• The input:
------------

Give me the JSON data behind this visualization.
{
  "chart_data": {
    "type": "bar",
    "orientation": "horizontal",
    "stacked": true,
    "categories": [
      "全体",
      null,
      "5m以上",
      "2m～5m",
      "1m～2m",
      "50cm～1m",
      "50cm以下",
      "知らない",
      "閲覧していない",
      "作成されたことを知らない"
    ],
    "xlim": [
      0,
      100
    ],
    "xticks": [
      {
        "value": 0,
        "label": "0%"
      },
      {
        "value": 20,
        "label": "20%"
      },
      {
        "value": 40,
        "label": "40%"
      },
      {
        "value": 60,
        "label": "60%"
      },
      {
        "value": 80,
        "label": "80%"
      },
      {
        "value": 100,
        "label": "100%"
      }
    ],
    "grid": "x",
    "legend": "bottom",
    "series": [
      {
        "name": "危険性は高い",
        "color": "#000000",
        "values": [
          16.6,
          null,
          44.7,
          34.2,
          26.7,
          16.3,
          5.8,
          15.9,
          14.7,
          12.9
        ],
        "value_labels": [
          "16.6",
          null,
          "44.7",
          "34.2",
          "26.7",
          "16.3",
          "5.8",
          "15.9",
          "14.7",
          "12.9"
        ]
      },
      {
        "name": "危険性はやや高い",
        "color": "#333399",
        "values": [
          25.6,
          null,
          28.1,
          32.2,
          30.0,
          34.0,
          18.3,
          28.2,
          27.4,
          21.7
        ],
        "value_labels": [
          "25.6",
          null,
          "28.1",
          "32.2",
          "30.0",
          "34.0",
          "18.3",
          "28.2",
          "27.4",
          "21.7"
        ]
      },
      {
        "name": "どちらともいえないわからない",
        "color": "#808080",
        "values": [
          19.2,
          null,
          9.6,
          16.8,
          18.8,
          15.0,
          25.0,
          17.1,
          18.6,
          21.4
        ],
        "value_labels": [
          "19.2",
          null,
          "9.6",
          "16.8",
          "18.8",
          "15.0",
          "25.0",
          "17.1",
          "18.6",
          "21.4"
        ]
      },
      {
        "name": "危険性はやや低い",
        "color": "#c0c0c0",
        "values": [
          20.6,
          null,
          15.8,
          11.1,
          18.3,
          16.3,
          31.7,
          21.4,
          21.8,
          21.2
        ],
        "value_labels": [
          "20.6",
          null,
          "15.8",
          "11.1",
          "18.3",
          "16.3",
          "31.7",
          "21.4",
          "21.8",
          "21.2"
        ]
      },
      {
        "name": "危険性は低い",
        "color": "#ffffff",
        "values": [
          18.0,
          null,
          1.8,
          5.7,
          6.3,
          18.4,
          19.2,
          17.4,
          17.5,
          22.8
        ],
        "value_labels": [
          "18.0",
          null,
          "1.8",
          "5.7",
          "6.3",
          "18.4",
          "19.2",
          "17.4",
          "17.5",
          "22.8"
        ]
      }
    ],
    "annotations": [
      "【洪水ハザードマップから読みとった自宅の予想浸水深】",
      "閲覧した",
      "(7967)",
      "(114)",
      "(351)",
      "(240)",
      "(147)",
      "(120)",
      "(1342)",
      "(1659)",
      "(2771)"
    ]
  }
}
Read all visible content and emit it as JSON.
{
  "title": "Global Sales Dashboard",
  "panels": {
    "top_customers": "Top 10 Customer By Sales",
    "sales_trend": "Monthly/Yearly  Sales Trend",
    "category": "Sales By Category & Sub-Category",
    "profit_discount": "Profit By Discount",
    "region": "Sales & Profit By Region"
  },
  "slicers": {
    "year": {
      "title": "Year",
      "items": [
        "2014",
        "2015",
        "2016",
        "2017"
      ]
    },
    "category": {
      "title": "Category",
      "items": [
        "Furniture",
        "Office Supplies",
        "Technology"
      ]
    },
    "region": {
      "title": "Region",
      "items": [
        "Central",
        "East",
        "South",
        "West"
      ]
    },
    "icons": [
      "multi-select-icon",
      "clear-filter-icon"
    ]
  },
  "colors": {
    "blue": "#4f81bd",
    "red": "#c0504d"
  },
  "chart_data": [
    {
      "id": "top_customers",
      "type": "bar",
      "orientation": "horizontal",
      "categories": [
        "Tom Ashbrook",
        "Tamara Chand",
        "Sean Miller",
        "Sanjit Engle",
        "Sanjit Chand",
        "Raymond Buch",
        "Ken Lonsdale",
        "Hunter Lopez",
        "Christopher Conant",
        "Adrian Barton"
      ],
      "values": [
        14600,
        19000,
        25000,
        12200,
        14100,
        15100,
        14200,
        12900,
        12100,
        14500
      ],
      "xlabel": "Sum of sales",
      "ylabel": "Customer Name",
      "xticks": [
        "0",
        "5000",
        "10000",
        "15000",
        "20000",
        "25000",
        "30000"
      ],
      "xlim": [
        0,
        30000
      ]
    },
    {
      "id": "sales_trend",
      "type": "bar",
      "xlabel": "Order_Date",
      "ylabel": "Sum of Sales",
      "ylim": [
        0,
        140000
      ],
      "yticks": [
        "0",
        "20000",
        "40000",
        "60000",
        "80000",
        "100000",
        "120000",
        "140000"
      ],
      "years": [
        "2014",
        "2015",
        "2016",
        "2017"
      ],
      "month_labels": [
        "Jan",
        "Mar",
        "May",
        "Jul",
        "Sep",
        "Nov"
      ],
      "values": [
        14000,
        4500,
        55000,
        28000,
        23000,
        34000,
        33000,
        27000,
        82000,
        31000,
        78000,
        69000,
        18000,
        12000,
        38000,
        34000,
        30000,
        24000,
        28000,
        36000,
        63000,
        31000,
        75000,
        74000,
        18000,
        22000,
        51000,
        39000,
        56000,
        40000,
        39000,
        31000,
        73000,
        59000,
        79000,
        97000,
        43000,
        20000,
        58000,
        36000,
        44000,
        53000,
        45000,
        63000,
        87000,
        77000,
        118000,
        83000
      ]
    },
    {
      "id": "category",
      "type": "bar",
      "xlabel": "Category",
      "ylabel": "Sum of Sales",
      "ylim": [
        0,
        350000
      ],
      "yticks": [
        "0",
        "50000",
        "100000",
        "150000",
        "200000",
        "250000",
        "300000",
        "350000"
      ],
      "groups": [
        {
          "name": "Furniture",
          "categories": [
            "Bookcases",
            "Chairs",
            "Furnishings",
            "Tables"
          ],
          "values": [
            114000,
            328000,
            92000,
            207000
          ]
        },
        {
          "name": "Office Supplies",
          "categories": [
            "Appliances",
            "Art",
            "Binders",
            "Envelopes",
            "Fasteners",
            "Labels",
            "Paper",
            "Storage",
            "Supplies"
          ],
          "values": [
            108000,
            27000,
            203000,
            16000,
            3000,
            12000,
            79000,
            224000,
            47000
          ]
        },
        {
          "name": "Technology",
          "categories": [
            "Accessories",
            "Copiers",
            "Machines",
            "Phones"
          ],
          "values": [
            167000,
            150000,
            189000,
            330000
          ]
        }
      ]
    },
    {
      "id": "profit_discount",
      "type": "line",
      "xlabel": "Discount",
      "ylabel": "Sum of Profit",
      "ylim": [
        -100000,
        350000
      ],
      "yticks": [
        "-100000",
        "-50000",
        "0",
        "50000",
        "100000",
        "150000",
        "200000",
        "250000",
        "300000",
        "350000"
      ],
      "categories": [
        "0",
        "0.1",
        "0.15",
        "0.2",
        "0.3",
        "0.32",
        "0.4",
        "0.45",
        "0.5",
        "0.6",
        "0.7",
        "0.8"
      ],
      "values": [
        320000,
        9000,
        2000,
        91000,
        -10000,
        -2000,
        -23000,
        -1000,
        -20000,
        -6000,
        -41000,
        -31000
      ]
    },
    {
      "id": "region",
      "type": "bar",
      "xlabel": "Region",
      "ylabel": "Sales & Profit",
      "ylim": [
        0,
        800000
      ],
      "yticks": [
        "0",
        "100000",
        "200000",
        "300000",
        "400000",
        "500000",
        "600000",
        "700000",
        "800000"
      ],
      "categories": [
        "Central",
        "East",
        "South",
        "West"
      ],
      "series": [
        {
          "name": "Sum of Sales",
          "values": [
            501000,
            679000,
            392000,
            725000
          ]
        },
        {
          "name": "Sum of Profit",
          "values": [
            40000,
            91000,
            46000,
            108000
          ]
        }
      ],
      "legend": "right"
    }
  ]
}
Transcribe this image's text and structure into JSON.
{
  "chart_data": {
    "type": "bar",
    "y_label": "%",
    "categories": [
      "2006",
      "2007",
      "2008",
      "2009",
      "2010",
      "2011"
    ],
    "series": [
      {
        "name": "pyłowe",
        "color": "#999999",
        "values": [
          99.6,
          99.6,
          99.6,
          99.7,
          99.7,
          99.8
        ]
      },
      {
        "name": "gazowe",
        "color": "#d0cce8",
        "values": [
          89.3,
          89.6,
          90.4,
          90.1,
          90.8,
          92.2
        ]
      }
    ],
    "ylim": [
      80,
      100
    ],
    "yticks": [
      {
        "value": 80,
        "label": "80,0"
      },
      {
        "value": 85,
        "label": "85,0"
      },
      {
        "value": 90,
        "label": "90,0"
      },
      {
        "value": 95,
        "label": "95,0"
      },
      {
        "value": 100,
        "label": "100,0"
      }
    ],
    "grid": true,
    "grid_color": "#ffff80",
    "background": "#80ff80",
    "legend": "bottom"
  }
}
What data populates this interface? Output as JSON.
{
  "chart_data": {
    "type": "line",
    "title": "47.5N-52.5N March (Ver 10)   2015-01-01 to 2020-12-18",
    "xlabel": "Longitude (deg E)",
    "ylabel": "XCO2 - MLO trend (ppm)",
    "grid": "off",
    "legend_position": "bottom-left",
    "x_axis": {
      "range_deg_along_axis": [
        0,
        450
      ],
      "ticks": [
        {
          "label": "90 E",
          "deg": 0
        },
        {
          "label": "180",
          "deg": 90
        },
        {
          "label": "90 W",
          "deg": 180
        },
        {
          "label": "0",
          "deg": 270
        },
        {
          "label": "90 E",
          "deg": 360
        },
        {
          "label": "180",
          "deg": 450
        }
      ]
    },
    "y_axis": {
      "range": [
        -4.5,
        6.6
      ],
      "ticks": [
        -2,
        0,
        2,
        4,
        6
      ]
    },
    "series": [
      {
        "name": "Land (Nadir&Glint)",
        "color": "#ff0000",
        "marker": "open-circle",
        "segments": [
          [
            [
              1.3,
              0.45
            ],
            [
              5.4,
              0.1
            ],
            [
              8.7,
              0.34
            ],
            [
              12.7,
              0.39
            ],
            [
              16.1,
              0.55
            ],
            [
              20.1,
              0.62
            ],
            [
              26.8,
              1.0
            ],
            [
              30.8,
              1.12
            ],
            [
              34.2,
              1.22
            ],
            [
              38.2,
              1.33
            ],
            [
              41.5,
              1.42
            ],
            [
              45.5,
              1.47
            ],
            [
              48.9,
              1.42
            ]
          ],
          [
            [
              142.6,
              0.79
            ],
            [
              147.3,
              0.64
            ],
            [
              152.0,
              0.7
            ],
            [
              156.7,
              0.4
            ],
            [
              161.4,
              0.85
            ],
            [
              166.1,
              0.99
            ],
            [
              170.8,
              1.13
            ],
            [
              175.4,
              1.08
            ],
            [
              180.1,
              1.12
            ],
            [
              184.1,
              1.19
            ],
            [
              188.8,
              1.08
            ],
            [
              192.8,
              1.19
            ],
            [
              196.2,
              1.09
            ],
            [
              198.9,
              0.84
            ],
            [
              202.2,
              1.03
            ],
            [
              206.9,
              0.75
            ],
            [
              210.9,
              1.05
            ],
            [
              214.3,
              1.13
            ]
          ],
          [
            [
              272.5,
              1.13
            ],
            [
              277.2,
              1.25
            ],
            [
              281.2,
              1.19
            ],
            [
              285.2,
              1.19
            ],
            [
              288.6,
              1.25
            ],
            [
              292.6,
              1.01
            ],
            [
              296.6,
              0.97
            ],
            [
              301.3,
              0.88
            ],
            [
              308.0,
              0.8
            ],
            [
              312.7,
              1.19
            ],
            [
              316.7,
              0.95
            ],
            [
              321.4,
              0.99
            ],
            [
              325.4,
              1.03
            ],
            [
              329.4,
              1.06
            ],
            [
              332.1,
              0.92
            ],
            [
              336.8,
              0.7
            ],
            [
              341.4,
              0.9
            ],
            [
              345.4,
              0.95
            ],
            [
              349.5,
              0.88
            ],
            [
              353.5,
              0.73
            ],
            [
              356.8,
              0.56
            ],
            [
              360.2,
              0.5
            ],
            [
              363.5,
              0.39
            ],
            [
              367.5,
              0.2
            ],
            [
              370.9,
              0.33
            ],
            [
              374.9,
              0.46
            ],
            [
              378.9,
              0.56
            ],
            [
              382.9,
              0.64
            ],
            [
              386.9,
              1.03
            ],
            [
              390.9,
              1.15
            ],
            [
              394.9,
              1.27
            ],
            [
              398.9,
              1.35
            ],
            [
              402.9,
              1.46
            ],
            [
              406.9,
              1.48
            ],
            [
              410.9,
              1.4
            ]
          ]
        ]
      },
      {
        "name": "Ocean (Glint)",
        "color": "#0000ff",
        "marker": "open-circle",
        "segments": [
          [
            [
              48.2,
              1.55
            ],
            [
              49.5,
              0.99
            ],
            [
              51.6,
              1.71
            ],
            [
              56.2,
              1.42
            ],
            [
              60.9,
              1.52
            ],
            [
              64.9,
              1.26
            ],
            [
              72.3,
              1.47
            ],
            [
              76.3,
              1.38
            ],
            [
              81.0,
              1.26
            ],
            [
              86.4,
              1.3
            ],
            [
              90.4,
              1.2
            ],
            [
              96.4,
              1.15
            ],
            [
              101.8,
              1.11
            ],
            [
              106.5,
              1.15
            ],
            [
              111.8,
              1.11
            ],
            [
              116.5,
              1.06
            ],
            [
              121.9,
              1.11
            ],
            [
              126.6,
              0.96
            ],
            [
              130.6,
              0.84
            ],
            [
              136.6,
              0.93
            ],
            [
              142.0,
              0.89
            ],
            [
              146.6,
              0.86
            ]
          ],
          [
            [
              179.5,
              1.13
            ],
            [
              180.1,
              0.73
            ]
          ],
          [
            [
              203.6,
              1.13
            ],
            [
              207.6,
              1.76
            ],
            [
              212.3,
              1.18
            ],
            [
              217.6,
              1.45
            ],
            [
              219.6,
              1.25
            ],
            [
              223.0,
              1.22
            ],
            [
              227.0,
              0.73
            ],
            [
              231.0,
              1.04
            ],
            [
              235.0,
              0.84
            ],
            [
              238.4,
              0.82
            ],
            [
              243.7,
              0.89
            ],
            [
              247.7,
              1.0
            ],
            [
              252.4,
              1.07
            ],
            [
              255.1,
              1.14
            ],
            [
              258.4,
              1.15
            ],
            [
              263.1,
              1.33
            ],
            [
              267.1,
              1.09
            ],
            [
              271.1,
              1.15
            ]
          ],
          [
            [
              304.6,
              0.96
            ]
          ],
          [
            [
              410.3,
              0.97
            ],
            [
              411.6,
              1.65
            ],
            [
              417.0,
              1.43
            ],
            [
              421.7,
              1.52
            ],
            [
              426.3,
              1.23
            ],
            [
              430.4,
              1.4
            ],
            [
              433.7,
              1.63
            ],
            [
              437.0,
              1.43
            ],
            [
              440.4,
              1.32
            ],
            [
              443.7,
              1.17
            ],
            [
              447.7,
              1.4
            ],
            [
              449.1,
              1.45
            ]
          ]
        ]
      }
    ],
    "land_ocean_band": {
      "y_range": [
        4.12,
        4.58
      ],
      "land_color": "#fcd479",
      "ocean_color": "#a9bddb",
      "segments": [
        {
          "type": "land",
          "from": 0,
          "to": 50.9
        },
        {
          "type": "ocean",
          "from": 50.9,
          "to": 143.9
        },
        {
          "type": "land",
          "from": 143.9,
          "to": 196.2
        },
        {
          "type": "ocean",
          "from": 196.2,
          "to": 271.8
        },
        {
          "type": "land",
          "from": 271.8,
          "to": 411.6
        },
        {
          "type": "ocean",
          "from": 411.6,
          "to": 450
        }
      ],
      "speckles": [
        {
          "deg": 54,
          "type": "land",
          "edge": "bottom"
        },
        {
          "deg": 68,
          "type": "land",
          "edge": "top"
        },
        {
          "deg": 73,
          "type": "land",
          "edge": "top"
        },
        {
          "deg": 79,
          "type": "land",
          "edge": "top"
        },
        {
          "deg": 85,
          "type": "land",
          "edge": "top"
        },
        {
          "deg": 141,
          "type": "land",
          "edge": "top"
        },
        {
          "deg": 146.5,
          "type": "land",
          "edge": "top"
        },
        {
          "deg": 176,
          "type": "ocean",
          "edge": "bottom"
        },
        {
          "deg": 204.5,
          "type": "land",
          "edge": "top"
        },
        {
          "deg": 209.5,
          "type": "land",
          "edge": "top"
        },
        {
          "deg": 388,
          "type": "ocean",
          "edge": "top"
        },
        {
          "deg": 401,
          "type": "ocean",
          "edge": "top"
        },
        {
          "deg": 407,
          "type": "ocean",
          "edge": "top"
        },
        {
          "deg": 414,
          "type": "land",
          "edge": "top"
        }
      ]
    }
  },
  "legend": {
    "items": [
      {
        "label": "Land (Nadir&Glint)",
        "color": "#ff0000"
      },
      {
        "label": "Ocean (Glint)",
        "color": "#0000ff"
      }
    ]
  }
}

------------

• Work to complete:
From the records, copy every line that has the string "Supplies" in it.

• Solution for this task:
        "Office Supplies",
          "name": "Office Supplies",
            "Supplies"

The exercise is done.